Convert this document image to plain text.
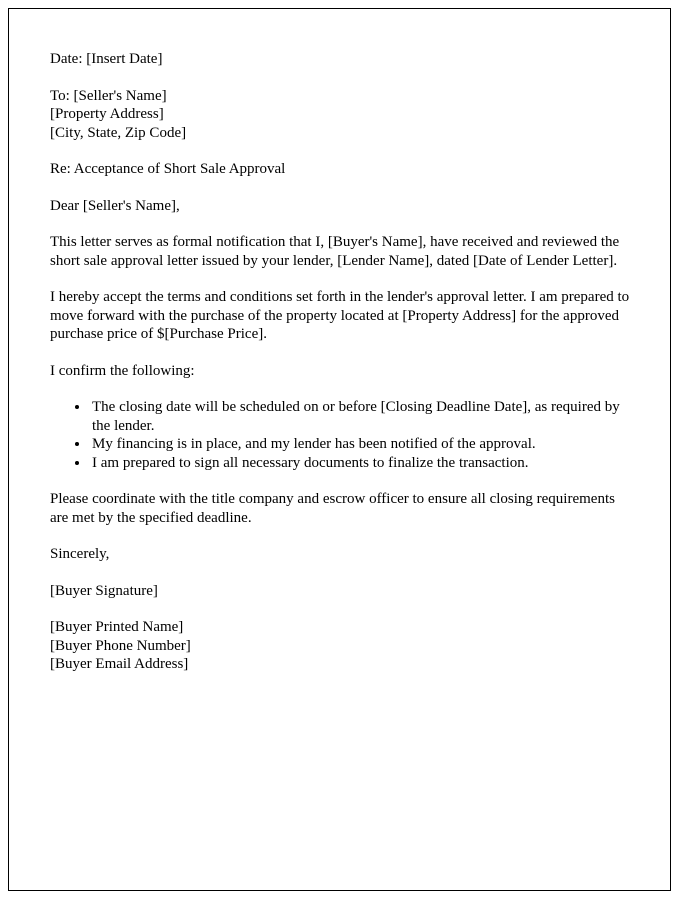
Date: [Insert Date]

To: [Seller's Name]

[Property Address]

[City, State, Zip Code]

Re: Acceptance of Short Sale Approval

Dear [Seller's Name],

This letter serves as formal notification that I, [Buyer's Name], have received and reviewed the short sale approval letter issued by your lender, [Lender Name], dated [Date of Lender Letter].

I hereby accept the terms and conditions set forth in the lender's approval letter. I am prepared to move forward with the purchase of the property located at [Property Address] for the approved purchase price of $[Purchase Price].

I confirm the following:

• The closing date will be scheduled on or before [Closing Deadline Date], as required by the lender.
• My financing is in place, and my lender has been notified of the approval.
• I am prepared to sign all necessary documents to finalize the transaction.

Please coordinate with the title company and escrow officer to ensure all closing requirements are met by the specified deadline.

Sincerely,

[Buyer Signature]

[Buyer Printed Name]

[Buyer Phone Number]

[Buyer Email Address]
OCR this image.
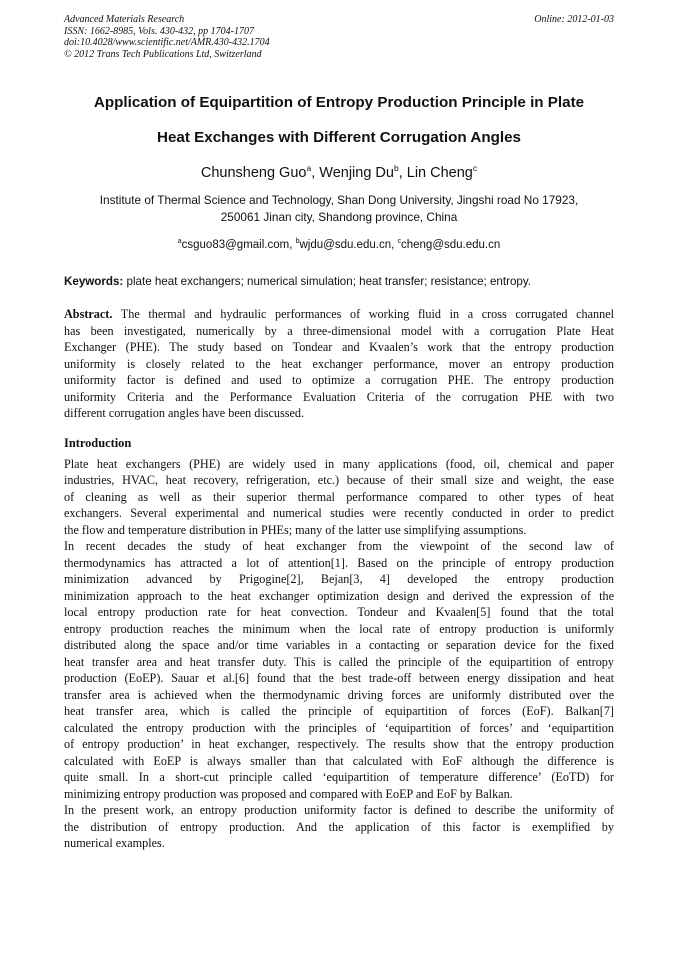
Advanced Materials Research
ISSN: 1662-8985, Vols. 430-432, pp 1704-1707
doi:10.4028/www.scientific.net/AMR.430-432.1704
© 2012 Trans Tech Publications Ltd, Switzerland
Online: 2012-01-03
Application of Equipartition of Entropy Production Principle in Plate
Heat Exchanges with Different Corrugation Angles
Chunsheng Guo$^a$, Wenjing Du$^b$, Lin Cheng$^c$
Institute of Thermal Science and Technology, Shan Dong University, Jingshi road No 17923,
250061 Jinan city, Shandong province, China
$^a$csguo83@gmail.com, $^b$wjdu@sdu.edu.cn, $^c$cheng@sdu.edu.cn
Keywords: plate heat exchangers; numerical simulation; heat transfer; resistance; entropy.
Abstract. The thermal and hydraulic performances of working fluid in a cross corrugated channel
has been investigated, numerically by a three-dimensional model with a corrugation Plate Heat
Exchanger (PHE). The study based on Tondear and Kvaalen’s work that the entropy production
uniformity is closely related to the heat exchanger performance, mover an entropy production
uniformity factor is defined and used to optimize a corrugation PHE. The entropy production
uniformity Criteria and the Performance Evaluation Criteria of the corrugation PHE with two
different corrugation angles have been discussed.
Introduction
Plate heat exchangers (PHE) are widely used in many applications (food, oil, chemical and paper
industries, HVAC, heat recovery, refrigeration, etc.) because of their small size and weight, the ease
of cleaning as well as their superior thermal performance compared to other types of heat
exchangers. Several experimental and numerical studies were recently conducted in order to predict
the flow and temperature distribution in PHEs; many of the latter use simplifying assumptions.
In recent decades the study of heat exchanger from the viewpoint of the second law of
thermodynamics has attracted a lot of attention[1]. Based on the principle of entropy production
minimization advanced by Prigogine[2], Bejan[3, 4] developed the entropy production
minimization approach to the heat exchanger optimization design and derived the expression of the
local entropy production rate for heat convection. Tondeur and Kvaalen[5] found that the total
entropy production reaches the minimum when the local rate of entropy production is uniformly
distributed along the space and/or time variables in a contacting or separation device for the fixed
heat transfer area and heat transfer duty. This is called the principle of the equipartition of entropy
production (EoEP). Sauar et al.[6] found that the best trade-off between energy dissipation and heat
transfer area is achieved when the thermodynamic driving forces are uniformly distributed over the
heat transfer area, which is called the principle of equipartition of forces (EoF). Balkan[7]
calculated the entropy production with the principles of ‘equipartition of forces’ and ‘equipartition
of entropy production’ in heat exchanger, respectively. The results show that the entropy production
calculated with EoEP is always smaller than that calculated with EoF although the difference is
quite small. In a short-cut principle called ‘equipartition of temperature difference’ (EoTD) for
minimizing entropy production was proposed and compared with EoEP and EoF by Balkan.
In the present work, an entropy production uniformity factor is defined to describe the uniformity of
the distribution of entropy production. And the application of this factor is exemplified by
numerical examples.
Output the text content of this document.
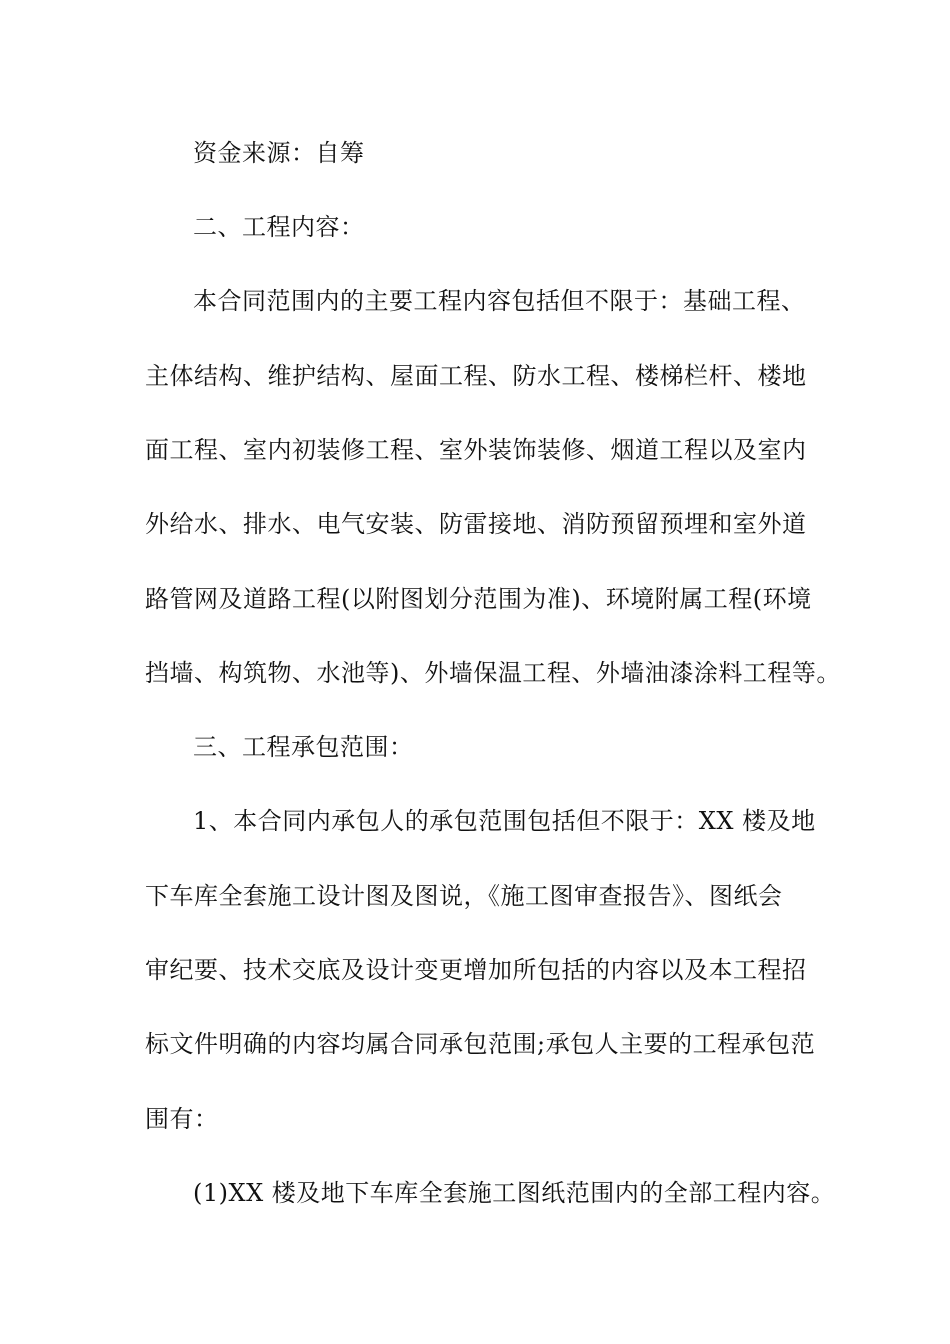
资金来源：自筹
二、工程内容：
本合同范围内的主要工程内容包括但不限于：基础工程、
主体结构、维护结构、屋面工程、防水工程、楼梯栏杆、楼地
面工程、室内初装修工程、室外装饰装修、烟道工程以及室内
外给水、排水、电气安装、防雷接地、消防预留预埋和室外道
路管网及道路工程(以附图划分范围为准)、环境附属工程(环境
挡墙、构筑物、水池等)、外墙保温工程、外墙油漆涂料工程等。
三、工程承包范围：
1、本合同内承包人的承包范围包括但不限于：XX 楼及地
下车库全套施工设计图及图说，《施工图审查报告》、图纸会
审纪要、技术交底及设计变更增加所包括的内容以及本工程招
标文件明确的内容均属合同承包范围;承包人主要的工程承包范
围有：
(1)XX 楼及地下车库全套施工图纸范围内的全部工程内容。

┄┄┄┄┄┄┄┄┄┄┄┄┄┄┄┄┄┄┄┄

Brief:
Give every record again exactly, apart from the pictures, which stay out.

Solution to the exercise:
Convert this document image to plain text.
Date: [Insert Date]

To: [Seller's Name]

[Property Address]

[City, State, Zip Code]

Re: Acceptance of Short Sale Approval

Dear [Seller's Name],

This letter serves as formal notification that I, [Buyer's Name], have received and reviewed the short sale approval letter issued by your lender, [Lender Name], dated [Date of Lender Letter].

I hereby accept the terms and conditions set forth in the lender's approval letter. I am prepared to move forward with the purchase of the property located at [Property Address] for the approved purchase price of $[Purchase Price].

I confirm the following:

• The closing date will be scheduled on or before [Closing Deadline Date], as required by the lender.
• My financing is in place, and my lender has been notified of the approval.
• I am prepared to sign all necessary documents to finalize the transaction.

Please coordinate with the title company and escrow officer to ensure all closing requirements are met by the specified deadline.

Sincerely,

[Buyer Signature]

[Buyer Printed Name]

[Buyer Phone Number]

[Buyer Email Address]
OCR this image.
Advanced Materials Research
ISSN: 1662-8985, Vols. 430-432, pp 1704-1707
doi:10.4028/www.scientific.net/AMR.430-432.1704
© 2012 Trans Tech Publications Ltd, Switzerland
Online: 2012-01-03
Application of Equipartition of Entropy Production Principle in Plate
Heat Exchanges with Different Corrugation Angles
Chunsheng Guo$^a$, Wenjing Du$^b$, Lin Cheng$^c$
Institute of Thermal Science and Technology, Shan Dong University, Jingshi road No 17923,
250061 Jinan city, Shandong province, China
$^a$csguo83@gmail.com, $^b$wjdu@sdu.edu.cn, $^c$cheng@sdu.edu.cn
Keywords: plate heat exchangers; numerical simulation; heat transfer; resistance; entropy.
Abstract. The thermal and hydraulic performances of working fluid in a cross corrugated channel
has been investigated, numerically by a three-dimensional model with a corrugation Plate Heat
Exchanger (PHE). The study based on Tondear and Kvaalen’s work that the entropy production
uniformity is closely related to the heat exchanger performance, mover an entropy production
uniformity factor is defined and used to optimize a corrugation PHE. The entropy production
uniformity Criteria and the Performance Evaluation Criteria of the corrugation PHE with two
different corrugation angles have been discussed.
Introduction
Plate heat exchangers (PHE) are widely used in many applications (food, oil, chemical and paper
industries, HVAC, heat recovery, refrigeration, etc.) because of their small size and weight, the ease
of cleaning as well as their superior thermal performance compared to other types of heat
exchangers. Several experimental and numerical studies were recently conducted in order to predict
the flow and temperature distribution in PHEs; many of the latter use simplifying assumptions.
In recent decades the study of heat exchanger from the viewpoint of the second law of
thermodynamics has attracted a lot of attention[1]. Based on the principle of entropy production
minimization advanced by Prigogine[2], Bejan[3, 4] developed the entropy production
minimization approach to the heat exchanger optimization design and derived the expression of the
local entropy production rate for heat convection. Tondeur and Kvaalen[5] found that the total
entropy production reaches the minimum when the local rate of entropy production is uniformly
distributed along the space and/or time variables in a contacting or separation device for the fixed
heat transfer area and heat transfer duty. This is called the principle of the equipartition of entropy
production (EoEP). Sauar et al.[6] found that the best trade-off between energy dissipation and heat
transfer area is achieved when the thermodynamic driving forces are uniformly distributed over the
heat transfer area, which is called the principle of equipartition of forces (EoF). Balkan[7]
calculated the entropy production with the principles of ‘equipartition of forces’ and ‘equipartition
of entropy production’ in heat exchanger, respectively. The results show that the entropy production
calculated with EoEP is always smaller than that calculated with EoF although the difference is
quite small. In a short-cut principle called ‘equipartition of temperature difference’ (EoTD) for
minimizing entropy production was proposed and compared with EoEP and EoF by Balkan.
In the present work, an entropy production uniformity factor is defined to describe the uniformity of
the distribution of entropy production. And the application of this factor is exemplified by
numerical examples.
Output the text content of this document.
资金来源：自筹
二、工程内容：
本合同范围内的主要工程内容包括但不限于：基础工程、
主体结构、维护结构、屋面工程、防水工程、楼梯栏杆、楼地
面工程、室内初装修工程、室外装饰装修、烟道工程以及室内
外给水、排水、电气安装、防雷接地、消防预留预埋和室外道
路管网及道路工程(以附图划分范围为准)、环境附属工程(环境
挡墙、构筑物、水池等)、外墙保温工程、外墙油漆涂料工程等。
三、工程承包范围：
1、本合同内承包人的承包范围包括但不限于：XX 楼及地
下车库全套施工设计图及图说，《施工图审查报告》、图纸会
审纪要、技术交底及设计变更增加所包括的内容以及本工程招
标文件明确的内容均属合同承包范围;承包人主要的工程承包范
围有：
(1)XX 楼及地下车库全套施工图纸范围内的全部工程内容。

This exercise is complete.